#### DATA ROWS

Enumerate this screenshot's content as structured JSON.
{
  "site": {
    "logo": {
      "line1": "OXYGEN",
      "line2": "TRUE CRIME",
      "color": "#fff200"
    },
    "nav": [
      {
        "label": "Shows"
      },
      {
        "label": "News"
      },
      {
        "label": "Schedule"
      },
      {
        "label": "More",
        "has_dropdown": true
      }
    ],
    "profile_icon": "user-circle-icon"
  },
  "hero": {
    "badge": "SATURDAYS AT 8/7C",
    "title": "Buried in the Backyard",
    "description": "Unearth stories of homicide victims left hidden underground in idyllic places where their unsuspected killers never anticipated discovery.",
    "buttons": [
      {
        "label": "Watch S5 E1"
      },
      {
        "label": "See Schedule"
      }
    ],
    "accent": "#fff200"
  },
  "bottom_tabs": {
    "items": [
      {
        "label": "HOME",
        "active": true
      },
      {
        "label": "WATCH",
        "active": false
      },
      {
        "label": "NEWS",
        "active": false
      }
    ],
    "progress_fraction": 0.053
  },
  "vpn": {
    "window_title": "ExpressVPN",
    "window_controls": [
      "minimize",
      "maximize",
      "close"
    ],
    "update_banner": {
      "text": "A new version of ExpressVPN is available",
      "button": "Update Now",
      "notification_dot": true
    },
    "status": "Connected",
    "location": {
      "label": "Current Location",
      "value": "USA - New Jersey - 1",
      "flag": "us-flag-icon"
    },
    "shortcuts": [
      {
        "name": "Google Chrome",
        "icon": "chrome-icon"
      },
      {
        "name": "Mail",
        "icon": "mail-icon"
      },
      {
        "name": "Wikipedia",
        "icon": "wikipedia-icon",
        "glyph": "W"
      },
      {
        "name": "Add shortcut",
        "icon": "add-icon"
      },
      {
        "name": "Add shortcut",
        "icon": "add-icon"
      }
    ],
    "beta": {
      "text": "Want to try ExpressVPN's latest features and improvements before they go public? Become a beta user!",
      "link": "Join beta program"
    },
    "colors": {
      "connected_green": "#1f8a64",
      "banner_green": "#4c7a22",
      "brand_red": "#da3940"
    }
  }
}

########

> **PROBLEM TO WORK ON**
Display every line of the listing that contains the string "text".

> **CORRECT RESULT**
      "text": "A new version of ExpressVPN is available",
      "text": "Want to try ExpressVPN's latest features and improvements before they go public? Become a beta user!",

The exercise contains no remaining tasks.